### QUOTED PASSAGE ###
Review: Sorting with Bialgebras and Distributive Laws

Today’s paper is Sorting with Bialgebras and Distributive Laws by Hinze et al. The main thrust of the paper is that many well-known sorting algorithms are categorical duals of one another! As seems to be usual for the papers I review, there’s a lot of recursion scheme stuff here, so go read that first if you’re unfamiliar with it.

Something that’s stymied me while working through Sorting with Bialgebras is that whatever it is we’re doing here, it’s not observable. All sorting functions are extentionally equal — so the work being done here is necessarily below the level of equality. This doesn’t jive well with how I usually think about programming, and has made it very hard for me to see exactly what the purpose of all of this is. But I digress.

Bubblesort and Naive Insertion Sort🔗

Hinze et al. begin by showing us that insertion sort and bubble sort have terse implementations:

insertSort :: Ord a => [a] -> [a]
insertSort = foldr insert []

selectSort :: forall a. Ord a => [a] -> [a]
selectSort = unfoldr select
  where
    select :: [a] -> Maybe (a, [a])
    select [] = Nothing
    select as =
      let x = minimum as
          xs = delete x as
       in Just (x, xs)

and that there are two dualities here, foldr is dual to unfoldr, and insert :: Ord a => a -> [a] -> [a] is dual to select :: Ord a => [a] -> Maybe (a, [a]).

The rest of the paper is pulling on this thread to see where it goes. As a first step, it’s noted that foldr and unfoldr are hiding a lot of interesting details, so instead we will divide the sorting problem into two halves: a catamorphism to tear down the unsorted list, and an anamorphism to build up the sorted version.

Begin by defining Mu and Nu, which are identical in Haskell. The intention here is that we can tear down Mus, and build up Nus:

newtype Mu f = Mu { unMu :: f (Mu f) }

newtype Nu f = Nu { unNu :: f (Nu f) }

as witnessed by cata and ana:

cata :: Functor f => (f a -> a) -> Mu f -> a
cata f = f . fmap (cata f) . unMu

ana :: Functor f => (a -> f a) -> a -> Nu f
ana f = Nu . fmap (ana f) . f

We’ll also need a pattern functor to talk about lists:

data ListF (t :: Tag) a k = Nil | a :> k
  deriving (Eq, Ord, Show, Functor)

infixr 5 :>

This Tag thing is of my own devising, it’s a phantom type to track whether or not our list is sorted:

data Tag = UnsortedTag | SortedTag

type Unsorted = ListF 'UnsortedTag
type Sorted = ListF 'SortedTag

Note that in Haskell, nothing ensures that Sorted values are actually sorted! This is just some extra machinery to get more informative types.

With everything in place, we can now write the type of a sorting function:

type SortingFunc a = Ord a => Mu (Unsorted a) -> Nu (Sorted a)
### RECORDED DATA ###
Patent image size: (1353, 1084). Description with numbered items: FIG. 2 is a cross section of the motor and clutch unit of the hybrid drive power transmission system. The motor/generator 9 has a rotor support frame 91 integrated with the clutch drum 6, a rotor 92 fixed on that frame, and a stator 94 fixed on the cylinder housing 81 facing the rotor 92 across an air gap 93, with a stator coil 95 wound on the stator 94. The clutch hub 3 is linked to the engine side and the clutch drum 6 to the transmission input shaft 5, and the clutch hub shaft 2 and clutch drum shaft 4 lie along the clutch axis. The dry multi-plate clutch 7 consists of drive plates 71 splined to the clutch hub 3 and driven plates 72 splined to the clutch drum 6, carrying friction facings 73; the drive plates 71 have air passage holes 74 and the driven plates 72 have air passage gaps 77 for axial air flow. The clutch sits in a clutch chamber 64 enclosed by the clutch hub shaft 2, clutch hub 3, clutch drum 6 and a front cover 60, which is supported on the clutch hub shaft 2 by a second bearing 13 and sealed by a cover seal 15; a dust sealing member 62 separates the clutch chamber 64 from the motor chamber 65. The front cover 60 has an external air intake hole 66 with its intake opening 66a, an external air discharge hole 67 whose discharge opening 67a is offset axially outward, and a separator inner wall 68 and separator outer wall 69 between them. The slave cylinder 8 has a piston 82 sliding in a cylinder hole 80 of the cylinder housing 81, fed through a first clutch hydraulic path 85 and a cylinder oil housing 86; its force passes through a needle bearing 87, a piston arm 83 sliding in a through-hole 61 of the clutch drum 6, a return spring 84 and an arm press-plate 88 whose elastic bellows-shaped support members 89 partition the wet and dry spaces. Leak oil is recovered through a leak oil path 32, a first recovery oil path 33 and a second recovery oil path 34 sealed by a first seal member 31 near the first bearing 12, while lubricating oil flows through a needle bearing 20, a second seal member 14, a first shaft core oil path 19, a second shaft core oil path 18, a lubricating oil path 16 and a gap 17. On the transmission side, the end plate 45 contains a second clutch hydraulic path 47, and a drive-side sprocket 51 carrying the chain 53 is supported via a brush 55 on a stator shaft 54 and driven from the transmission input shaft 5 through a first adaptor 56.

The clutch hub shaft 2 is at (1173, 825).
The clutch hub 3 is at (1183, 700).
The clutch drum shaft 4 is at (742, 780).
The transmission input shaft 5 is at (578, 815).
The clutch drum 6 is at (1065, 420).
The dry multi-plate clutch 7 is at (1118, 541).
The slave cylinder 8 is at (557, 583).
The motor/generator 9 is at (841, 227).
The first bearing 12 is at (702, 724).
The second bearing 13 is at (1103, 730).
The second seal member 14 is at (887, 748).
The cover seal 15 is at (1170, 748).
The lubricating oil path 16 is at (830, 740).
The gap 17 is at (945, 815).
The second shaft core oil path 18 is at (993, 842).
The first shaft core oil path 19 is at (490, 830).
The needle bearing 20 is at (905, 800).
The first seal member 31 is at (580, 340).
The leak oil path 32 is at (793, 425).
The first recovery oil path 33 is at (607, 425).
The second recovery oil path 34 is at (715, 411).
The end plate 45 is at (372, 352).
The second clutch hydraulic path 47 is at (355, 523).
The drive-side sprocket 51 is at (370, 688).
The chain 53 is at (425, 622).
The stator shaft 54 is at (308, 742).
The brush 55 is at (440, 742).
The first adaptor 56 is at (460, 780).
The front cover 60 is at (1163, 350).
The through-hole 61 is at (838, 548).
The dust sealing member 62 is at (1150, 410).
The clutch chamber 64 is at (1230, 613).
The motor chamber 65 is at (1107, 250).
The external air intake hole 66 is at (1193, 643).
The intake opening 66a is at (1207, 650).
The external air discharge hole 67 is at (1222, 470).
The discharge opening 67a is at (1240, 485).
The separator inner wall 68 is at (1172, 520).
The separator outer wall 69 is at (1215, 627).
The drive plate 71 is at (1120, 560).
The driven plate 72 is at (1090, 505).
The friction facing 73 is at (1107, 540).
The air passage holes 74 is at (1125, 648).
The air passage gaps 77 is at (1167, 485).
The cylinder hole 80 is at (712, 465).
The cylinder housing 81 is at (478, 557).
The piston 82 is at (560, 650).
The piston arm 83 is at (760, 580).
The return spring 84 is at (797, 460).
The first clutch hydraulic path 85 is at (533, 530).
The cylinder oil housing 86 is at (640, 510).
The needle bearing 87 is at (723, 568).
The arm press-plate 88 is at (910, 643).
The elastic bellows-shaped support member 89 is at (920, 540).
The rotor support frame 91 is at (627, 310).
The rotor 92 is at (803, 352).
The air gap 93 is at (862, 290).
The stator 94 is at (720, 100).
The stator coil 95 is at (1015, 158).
###
Reproduce a passage of the sorting review word for word, starting at the words "type Unsorted = ListF" and ending after "Nu (Sorted a)". The entries stand apart from the sorting review and are not part of it.

* OUTPUT FOR THIS EXERCISE *
type Unsorted = ListF 'UnsortedTag
type Sorted = ListF 'SortedTag

Note that in Haskell, nothing ensures that Sorted values are actually sorted! This is just some extra machinery to get more informative types.

With everything in place, we can now write the type of a sorting function:

type SortingFunc a = Ord a => Mu (Unsorted a) -> Nu (Sorted a)